__Exercise data__
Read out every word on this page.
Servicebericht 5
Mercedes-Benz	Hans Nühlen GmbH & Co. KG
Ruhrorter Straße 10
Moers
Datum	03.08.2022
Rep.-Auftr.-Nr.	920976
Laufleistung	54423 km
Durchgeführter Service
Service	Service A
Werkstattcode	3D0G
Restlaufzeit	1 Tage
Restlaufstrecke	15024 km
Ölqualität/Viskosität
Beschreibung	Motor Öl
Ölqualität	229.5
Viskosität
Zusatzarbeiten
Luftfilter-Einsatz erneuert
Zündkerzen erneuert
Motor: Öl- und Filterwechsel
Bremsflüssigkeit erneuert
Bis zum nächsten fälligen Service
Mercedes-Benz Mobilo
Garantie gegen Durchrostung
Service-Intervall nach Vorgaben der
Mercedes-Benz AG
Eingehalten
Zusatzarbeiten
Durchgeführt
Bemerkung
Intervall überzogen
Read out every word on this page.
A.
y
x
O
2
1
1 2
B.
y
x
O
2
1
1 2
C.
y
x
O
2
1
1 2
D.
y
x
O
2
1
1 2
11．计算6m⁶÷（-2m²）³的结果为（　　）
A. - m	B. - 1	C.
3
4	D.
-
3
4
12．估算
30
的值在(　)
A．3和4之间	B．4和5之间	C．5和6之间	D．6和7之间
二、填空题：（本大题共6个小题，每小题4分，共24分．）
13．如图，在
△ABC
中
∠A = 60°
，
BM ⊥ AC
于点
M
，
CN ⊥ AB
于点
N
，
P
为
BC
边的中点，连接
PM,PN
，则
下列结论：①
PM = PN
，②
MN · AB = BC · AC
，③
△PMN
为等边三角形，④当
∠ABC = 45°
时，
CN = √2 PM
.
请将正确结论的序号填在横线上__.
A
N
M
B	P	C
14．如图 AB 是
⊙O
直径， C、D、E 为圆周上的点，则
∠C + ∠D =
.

__What is asked__
Copy, from the material above, each line in which the string "Mercedes" occurs.

__Exercise response__
Mercedes-Benz	Hans Nühlen GmbH & Co. KG
Mercedes-Benz Mobilo
Mercedes-Benz AG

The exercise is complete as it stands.